How many lines of these entries include the string "平行四边形"? State the number alone.

● **RECORDS FOR PROCESSING**
-- -- --

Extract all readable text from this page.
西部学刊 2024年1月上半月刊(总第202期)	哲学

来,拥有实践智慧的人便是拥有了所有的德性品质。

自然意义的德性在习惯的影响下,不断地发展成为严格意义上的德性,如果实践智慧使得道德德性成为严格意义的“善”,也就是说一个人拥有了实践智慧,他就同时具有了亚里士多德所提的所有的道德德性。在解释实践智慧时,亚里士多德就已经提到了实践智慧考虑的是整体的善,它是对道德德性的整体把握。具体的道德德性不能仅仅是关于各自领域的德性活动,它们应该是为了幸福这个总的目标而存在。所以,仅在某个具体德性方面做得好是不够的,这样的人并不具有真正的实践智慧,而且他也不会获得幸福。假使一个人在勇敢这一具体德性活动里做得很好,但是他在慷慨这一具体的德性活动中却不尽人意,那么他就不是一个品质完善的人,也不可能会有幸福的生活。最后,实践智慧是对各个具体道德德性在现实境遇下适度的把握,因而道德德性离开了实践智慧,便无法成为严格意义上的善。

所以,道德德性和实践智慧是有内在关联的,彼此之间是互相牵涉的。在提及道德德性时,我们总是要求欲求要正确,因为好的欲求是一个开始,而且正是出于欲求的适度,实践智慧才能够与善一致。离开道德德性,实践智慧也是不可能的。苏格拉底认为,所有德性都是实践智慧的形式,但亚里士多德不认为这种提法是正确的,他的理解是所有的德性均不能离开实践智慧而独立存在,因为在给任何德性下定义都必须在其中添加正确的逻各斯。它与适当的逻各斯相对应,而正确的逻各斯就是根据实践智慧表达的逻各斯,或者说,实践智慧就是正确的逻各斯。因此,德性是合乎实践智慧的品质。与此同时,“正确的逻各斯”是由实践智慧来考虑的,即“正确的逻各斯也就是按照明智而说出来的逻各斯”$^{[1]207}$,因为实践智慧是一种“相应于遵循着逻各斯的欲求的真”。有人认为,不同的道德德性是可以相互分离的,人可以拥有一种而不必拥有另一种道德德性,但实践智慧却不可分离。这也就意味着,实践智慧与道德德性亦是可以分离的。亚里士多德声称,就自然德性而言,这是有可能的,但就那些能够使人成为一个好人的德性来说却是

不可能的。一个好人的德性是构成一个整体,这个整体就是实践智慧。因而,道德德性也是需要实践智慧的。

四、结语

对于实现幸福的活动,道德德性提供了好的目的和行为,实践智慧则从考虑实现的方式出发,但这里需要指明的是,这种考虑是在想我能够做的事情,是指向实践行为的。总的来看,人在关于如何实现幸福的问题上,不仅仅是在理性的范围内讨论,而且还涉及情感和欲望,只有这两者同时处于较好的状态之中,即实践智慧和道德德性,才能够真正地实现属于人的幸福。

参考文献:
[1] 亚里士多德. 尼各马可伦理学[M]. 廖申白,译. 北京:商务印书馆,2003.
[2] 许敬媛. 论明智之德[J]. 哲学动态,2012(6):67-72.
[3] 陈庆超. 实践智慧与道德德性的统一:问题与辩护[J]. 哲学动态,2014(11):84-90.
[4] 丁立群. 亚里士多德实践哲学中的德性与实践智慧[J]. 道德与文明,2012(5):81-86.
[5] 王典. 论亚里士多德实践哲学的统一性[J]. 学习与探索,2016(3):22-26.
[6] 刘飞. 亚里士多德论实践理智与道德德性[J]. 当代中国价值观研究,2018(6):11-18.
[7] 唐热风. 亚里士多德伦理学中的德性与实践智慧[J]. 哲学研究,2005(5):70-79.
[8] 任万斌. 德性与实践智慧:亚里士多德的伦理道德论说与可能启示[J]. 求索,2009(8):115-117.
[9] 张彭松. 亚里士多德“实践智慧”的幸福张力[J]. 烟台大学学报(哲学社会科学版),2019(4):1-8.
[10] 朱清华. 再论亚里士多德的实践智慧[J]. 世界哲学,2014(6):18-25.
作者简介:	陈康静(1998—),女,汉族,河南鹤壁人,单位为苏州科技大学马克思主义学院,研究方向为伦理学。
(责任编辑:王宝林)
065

-- -- --

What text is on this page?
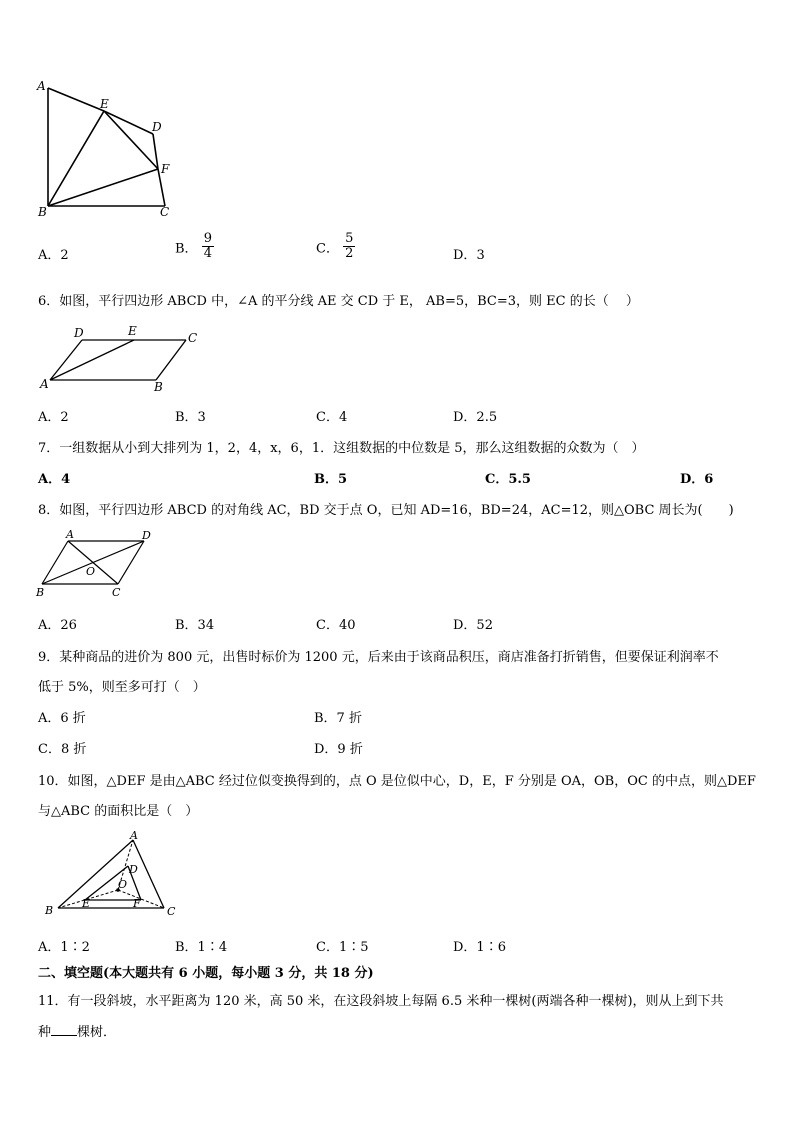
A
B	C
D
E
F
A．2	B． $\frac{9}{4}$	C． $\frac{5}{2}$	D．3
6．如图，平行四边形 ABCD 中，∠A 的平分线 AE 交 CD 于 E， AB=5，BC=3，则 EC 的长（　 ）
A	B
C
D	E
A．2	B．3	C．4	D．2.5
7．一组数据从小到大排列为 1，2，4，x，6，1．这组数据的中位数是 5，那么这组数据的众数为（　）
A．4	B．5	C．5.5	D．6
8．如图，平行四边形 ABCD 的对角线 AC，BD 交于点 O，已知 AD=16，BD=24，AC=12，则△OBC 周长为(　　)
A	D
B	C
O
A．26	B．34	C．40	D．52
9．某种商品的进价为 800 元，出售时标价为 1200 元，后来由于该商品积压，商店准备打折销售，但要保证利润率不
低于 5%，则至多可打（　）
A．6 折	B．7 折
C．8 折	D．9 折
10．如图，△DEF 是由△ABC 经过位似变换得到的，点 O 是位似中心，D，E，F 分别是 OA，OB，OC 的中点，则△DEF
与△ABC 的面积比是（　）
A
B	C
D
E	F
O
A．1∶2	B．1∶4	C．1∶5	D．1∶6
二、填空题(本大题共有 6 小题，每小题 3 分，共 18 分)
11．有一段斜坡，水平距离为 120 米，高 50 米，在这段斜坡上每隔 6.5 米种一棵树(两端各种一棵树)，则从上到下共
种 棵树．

-- -- --

● **REPLY**
2